___ SUPPLIED DATA ___

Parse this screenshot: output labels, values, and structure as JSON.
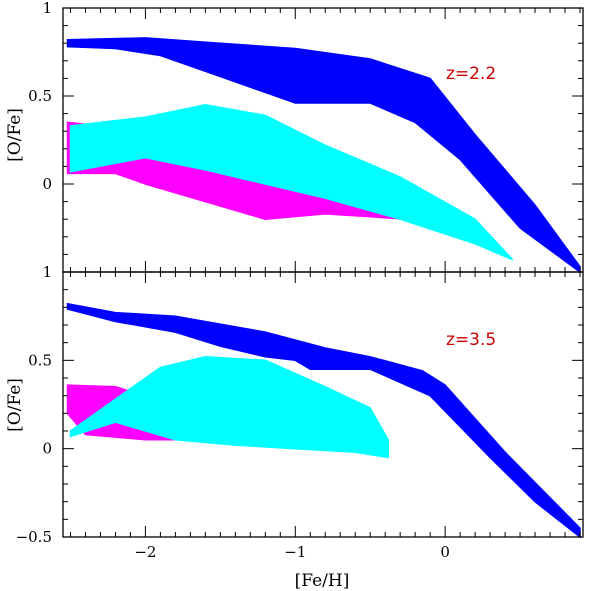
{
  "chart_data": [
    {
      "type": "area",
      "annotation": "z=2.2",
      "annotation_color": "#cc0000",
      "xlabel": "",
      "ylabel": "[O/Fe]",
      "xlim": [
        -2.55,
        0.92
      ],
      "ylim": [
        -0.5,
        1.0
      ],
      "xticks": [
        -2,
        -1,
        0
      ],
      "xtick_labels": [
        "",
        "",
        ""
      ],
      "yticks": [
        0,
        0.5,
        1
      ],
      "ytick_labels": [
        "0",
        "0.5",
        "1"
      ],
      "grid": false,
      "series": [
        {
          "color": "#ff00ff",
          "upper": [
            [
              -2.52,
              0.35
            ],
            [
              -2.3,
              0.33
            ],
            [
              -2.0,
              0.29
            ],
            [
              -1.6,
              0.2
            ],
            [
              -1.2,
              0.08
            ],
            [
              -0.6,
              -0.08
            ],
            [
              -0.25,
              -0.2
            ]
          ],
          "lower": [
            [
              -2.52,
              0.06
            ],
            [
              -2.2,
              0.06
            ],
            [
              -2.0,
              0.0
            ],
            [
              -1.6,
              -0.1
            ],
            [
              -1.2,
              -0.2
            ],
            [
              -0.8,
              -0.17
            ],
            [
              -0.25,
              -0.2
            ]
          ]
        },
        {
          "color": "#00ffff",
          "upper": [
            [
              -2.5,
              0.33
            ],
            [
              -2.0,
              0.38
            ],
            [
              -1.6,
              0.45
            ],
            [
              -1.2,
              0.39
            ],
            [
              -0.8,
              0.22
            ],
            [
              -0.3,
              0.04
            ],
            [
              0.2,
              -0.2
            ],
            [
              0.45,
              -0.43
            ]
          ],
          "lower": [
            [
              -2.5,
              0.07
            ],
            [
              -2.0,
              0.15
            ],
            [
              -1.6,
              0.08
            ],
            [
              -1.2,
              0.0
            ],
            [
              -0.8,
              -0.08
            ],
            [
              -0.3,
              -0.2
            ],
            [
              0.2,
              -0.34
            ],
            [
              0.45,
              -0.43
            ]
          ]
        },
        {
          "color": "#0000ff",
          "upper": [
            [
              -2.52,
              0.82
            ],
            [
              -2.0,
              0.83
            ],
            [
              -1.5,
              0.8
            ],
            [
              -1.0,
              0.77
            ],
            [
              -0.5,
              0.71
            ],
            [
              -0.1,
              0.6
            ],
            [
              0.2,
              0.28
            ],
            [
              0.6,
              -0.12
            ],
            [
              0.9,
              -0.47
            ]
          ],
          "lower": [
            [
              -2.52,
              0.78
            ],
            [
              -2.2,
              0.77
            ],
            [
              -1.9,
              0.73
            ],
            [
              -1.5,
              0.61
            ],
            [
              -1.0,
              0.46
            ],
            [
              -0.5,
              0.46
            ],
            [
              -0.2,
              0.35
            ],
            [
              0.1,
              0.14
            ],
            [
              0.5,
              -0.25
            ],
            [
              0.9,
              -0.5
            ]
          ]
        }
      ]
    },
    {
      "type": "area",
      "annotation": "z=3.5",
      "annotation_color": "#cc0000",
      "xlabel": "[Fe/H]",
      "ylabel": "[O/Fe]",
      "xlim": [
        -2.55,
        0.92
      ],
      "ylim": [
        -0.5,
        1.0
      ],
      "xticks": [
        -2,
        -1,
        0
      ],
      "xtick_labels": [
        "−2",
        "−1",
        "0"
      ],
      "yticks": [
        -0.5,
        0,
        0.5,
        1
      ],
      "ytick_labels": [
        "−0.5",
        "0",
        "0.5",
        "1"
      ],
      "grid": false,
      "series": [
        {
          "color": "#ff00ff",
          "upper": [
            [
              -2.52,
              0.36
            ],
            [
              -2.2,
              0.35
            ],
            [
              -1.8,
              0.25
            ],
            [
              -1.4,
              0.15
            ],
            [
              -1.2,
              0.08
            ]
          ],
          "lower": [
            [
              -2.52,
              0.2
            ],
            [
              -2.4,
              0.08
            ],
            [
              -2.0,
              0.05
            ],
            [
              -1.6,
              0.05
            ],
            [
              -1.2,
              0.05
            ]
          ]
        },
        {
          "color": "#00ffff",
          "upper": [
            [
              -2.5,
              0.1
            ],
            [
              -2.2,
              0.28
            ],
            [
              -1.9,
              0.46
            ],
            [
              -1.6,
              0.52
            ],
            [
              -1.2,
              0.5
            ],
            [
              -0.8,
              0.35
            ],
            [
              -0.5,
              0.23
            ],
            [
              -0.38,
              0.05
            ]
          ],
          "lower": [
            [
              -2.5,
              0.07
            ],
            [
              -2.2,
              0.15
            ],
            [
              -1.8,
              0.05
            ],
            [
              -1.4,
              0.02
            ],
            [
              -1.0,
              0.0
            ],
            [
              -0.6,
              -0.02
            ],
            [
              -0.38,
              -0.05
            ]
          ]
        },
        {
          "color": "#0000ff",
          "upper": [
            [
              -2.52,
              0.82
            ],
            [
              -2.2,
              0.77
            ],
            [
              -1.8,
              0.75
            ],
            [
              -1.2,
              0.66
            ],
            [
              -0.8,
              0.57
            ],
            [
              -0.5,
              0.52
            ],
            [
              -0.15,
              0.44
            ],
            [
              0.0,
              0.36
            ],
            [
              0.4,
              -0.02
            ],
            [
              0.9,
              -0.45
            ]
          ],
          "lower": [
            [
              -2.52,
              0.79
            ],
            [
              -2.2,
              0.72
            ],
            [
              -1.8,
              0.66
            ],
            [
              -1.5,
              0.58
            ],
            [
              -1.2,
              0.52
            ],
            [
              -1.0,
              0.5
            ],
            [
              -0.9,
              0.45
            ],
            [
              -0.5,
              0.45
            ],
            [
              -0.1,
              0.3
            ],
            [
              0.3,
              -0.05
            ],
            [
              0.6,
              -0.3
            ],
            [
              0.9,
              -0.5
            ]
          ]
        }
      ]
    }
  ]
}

___
___ SUPPLIED DATA ___

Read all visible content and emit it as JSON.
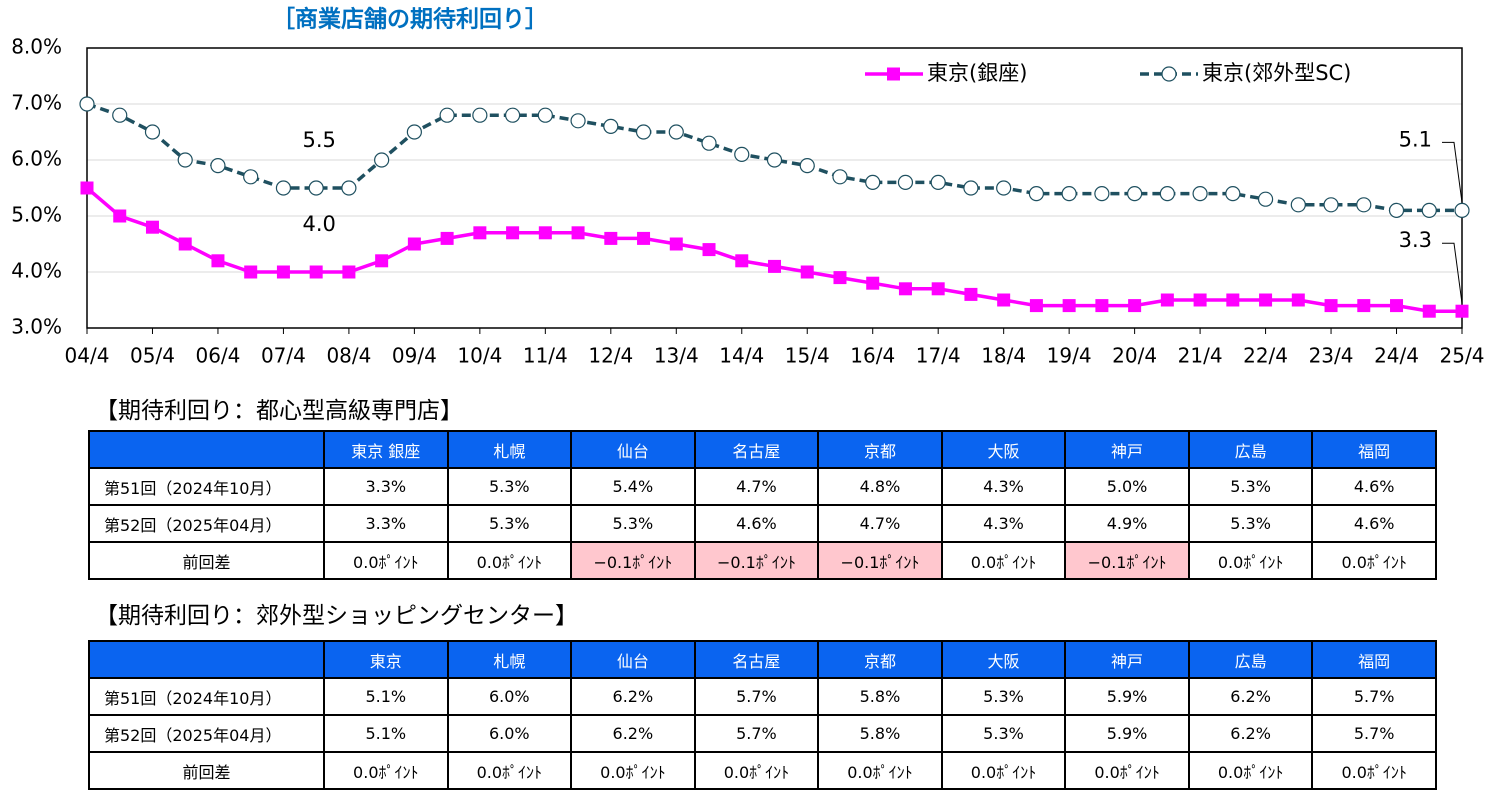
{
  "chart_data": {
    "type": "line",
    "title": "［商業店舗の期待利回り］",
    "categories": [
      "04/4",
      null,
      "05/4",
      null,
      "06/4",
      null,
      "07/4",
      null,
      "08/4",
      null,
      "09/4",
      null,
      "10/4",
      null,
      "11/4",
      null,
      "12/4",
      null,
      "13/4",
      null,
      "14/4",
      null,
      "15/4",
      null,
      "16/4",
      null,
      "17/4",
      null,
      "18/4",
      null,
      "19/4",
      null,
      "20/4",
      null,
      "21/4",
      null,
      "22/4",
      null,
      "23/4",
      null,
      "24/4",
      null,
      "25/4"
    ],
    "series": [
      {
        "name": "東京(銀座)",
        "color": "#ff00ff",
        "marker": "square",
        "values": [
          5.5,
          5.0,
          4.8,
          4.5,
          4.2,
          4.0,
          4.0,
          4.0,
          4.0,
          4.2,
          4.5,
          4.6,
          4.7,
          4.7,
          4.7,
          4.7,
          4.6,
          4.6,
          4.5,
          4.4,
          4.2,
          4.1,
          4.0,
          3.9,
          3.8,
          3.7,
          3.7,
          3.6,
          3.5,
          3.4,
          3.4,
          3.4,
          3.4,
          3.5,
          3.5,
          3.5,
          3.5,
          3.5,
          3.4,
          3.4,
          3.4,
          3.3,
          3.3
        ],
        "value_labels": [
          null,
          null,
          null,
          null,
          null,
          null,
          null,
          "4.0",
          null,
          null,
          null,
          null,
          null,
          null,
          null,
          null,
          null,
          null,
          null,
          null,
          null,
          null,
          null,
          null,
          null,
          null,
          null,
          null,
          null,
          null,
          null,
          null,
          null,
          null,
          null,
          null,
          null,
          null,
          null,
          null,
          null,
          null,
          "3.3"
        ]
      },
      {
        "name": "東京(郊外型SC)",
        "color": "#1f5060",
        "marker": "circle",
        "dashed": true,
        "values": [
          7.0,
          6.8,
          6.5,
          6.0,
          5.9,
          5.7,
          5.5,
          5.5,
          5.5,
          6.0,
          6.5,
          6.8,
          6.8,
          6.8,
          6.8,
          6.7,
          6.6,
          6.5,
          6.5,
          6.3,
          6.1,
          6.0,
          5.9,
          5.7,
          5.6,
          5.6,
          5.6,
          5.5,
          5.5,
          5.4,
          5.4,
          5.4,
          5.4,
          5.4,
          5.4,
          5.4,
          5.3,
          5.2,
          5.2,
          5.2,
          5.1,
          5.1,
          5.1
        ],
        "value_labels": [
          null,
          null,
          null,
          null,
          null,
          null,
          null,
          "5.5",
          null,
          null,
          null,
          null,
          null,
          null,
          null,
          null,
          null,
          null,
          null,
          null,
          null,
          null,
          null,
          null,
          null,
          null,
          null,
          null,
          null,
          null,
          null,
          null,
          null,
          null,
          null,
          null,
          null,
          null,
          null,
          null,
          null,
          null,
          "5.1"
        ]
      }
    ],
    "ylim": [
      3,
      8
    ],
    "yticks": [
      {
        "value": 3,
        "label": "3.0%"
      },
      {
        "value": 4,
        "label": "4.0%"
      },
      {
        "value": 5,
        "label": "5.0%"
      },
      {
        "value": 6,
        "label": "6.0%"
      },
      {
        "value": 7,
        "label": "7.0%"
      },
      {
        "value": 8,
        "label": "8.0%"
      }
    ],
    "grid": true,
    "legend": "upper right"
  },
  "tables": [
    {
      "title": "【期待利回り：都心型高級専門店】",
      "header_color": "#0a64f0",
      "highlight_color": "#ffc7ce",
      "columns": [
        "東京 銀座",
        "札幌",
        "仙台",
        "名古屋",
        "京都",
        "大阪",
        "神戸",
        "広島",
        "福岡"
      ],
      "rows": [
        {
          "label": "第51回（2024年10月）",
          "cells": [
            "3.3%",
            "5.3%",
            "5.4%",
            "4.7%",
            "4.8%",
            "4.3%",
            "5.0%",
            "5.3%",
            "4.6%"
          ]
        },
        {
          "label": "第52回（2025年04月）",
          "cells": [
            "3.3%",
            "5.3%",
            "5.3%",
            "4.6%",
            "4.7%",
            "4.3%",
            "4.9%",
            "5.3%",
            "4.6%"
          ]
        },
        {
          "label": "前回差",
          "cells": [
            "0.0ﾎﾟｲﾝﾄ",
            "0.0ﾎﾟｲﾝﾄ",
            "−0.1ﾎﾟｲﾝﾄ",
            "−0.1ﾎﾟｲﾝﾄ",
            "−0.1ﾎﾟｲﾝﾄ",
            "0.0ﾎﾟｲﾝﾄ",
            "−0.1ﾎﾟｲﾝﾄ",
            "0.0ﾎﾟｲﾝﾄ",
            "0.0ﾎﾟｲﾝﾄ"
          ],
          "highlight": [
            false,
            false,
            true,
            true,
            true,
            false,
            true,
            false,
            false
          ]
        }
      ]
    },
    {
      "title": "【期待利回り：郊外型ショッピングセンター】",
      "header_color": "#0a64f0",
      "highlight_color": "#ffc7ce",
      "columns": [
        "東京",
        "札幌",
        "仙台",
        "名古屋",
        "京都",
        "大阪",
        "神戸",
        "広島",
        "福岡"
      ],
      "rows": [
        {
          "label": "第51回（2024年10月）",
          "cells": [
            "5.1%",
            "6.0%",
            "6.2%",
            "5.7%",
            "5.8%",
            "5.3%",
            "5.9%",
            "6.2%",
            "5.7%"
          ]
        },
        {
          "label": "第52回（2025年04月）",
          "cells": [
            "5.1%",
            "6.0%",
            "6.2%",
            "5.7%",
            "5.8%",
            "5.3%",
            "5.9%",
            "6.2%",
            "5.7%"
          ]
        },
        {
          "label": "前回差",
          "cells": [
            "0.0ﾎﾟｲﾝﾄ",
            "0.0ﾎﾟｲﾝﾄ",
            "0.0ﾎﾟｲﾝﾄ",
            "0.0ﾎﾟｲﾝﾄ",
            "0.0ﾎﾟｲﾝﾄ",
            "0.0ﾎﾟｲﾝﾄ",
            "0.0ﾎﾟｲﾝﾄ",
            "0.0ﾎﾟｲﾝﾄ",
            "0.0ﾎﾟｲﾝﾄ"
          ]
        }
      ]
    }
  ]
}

___

WHAT THE TASK REQUIRES:
Look over the listing. Pull out every line with the string "JSON" in it.

SOLUTION BELOW:
Parse this screenshot: output labels, values, and structure as JSON.
Read all visible content and emit it as JSON.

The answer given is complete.